→ Short exercise
Pictures in the data below are not part of the copy; transcribe everything else exactly.

═══ Input records ═══

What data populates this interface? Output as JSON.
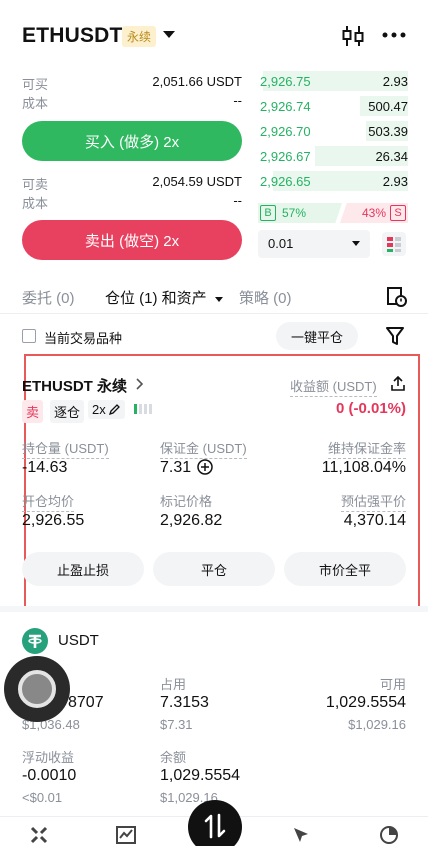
{
  "header": {
    "pair": "ETHUSDT",
    "tag": "永续"
  },
  "trade": {
    "can_buy_label": "可买",
    "can_buy_value": "2,051.66 USDT",
    "cost_label": "成本",
    "cost_value": "--",
    "buy_button": "买入 (做多) 2x",
    "can_sell_label": "可卖",
    "can_sell_value": "2,054.59 USDT",
    "cost2_label": "成本",
    "cost2_value": "--",
    "sell_button": "卖出 (做空) 2x"
  },
  "orderbook": {
    "rows": [
      {
        "price": "2,926.75",
        "qty": "2.93"
      },
      {
        "price": "2,926.74",
        "qty": "500.47"
      },
      {
        "price": "2,926.70",
        "qty": "503.39"
      },
      {
        "price": "2,926.67",
        "qty": "26.34"
      },
      {
        "price": "2,926.65",
        "qty": "2.93"
      }
    ],
    "depth_fill": [
      0.97,
      0.32,
      0.28,
      0.62,
      0.9
    ],
    "buy_tag": "B",
    "buy_pct": "57%",
    "sell_pct": "43%",
    "sell_tag": "S",
    "depth": "0.01"
  },
  "tabs": {
    "orders": "委托 (0)",
    "positions": "仓位 (1) 和资产",
    "strategy": "策略 (0)"
  },
  "filter": {
    "current_only": "当前交易品种",
    "close_all": "一键平仓"
  },
  "position": {
    "name": "ETHUSDT 永续",
    "pnl_label": "收益额 (USDT)",
    "side": "卖",
    "margin_mode": "逐仓",
    "leverage": "2x",
    "pnl_value": "0 (-0.01%)",
    "size_label": "持仓量 (USDT)",
    "size_value": "-14.63",
    "margin_label": "保证金 (USDT)",
    "margin_value": "7.31",
    "mmr_label": "维持保证金率",
    "mmr_value": "11,108.04%",
    "entry_label": "开仓均价",
    "entry_value": "2,926.55",
    "mark_label": "标记价格",
    "mark_value": "2,926.82",
    "liq_label": "预估强平价",
    "liq_value": "4,370.14",
    "btn_tpsl": "止盈止损",
    "btn_close": "平仓",
    "btn_market_close": "市价全平"
  },
  "assets": {
    "coin": "USDT",
    "equity_value": "8707",
    "equity_usd": "$1,036.48",
    "used_label": "占用",
    "used_value": "7.3153",
    "used_usd": "$7.31",
    "avail_label": "可用",
    "avail_value": "1,029.5554",
    "avail_usd": "$1,029.16",
    "upnl_label": "浮动收益",
    "upnl_value": "-0.0010",
    "upnl_usd": "<$0.01",
    "balance_label": "余额",
    "balance_value": "1,029.5554",
    "balance_usd": "$1,029.16"
  },
  "colors": {
    "buy": "#2fb85f",
    "sell": "#e8405f",
    "highlight": "#e85a5a"
  }
}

═══

→ Complete answer
What data populates this interface? Output as JSON.
{
  "header": {
    "pair": "ETHUSDT",
    "tag": "永续"
  },
  "trade": {
    "can_buy_label": "可买",
    "can_buy_value": "2,051.66 USDT",
    "cost_label": "成本",
    "cost_value": "--",
    "buy_button": "买入 (做多) 2x",
    "can_sell_label": "可卖",
    "can_sell_value": "2,054.59 USDT",
    "cost2_label": "成本",
    "cost2_value": "--",
    "sell_button": "卖出 (做空) 2x"
  },
  "orderbook": {
    "rows": [
      {
        "price": "2,926.75",
        "qty": "2.93"
      },
      {
        "price": "2,926.74",
        "qty": "500.47"
      },
      {
        "price": "2,926.70",
        "qty": "503.39"
      },
      {
        "price": "2,926.67",
        "qty": "26.34"
      },
      {
        "price": "2,926.65",
        "qty": "2.93"
      }
    ],
    "depth_fill": [
      0.97,
      0.32,
      0.28,
      0.62,
      0.9
    ],
    "buy_tag": "B",
    "buy_pct": "57%",
    "sell_pct": "43%",
    "sell_tag": "S",
    "depth": "0.01"
  },
  "tabs": {
    "orders": "委托 (0)",
    "positions": "仓位 (1) 和资产",
    "strategy": "策略 (0)"
  },
  "filter": {
    "current_only": "当前交易品种",
    "close_all": "一键平仓"
  },
  "position": {
    "name": "ETHUSDT 永续",
    "pnl_label": "收益额 (USDT)",
    "side": "卖",
    "margin_mode": "逐仓",
    "leverage": "2x",
    "pnl_value": "0 (-0.01%)",
    "size_label": "持仓量 (USDT)",
    "size_value": "-14.63",
    "margin_label": "保证金 (USDT)",
    "margin_value": "7.31",
    "mmr_label": "维持保证金率",
    "mmr_value": "11,108.04%",
    "entry_label": "开仓均价",
    "entry_value": "2,926.55",
    "mark_label": "标记价格",
    "mark_value": "2,926.82",
    "liq_label": "预估强平价",
    "liq_value": "4,370.14",
    "btn_tpsl": "止盈止损",
    "btn_close": "平仓",
    "btn_market_close": "市价全平"
  },
  "assets": {
    "coin": "USDT",
    "equity_value": "8707",
    "equity_usd": "$1,036.48",
    "used_label": "占用",
    "used_value": "7.3153",
    "used_usd": "$7.31",
    "avail_label": "可用",
    "avail_value": "1,029.5554",
    "avail_usd": "$1,029.16",
    "upnl_label": "浮动收益",
    "upnl_value": "-0.0010",
    "upnl_usd": "<$0.01",
    "balance_label": "余额",
    "balance_value": "1,029.5554",
    "balance_usd": "$1,029.16"
  },
  "colors": {
    "buy": "#2fb85f",
    "sell": "#e8405f",
    "highlight": "#e85a5a"
  }
}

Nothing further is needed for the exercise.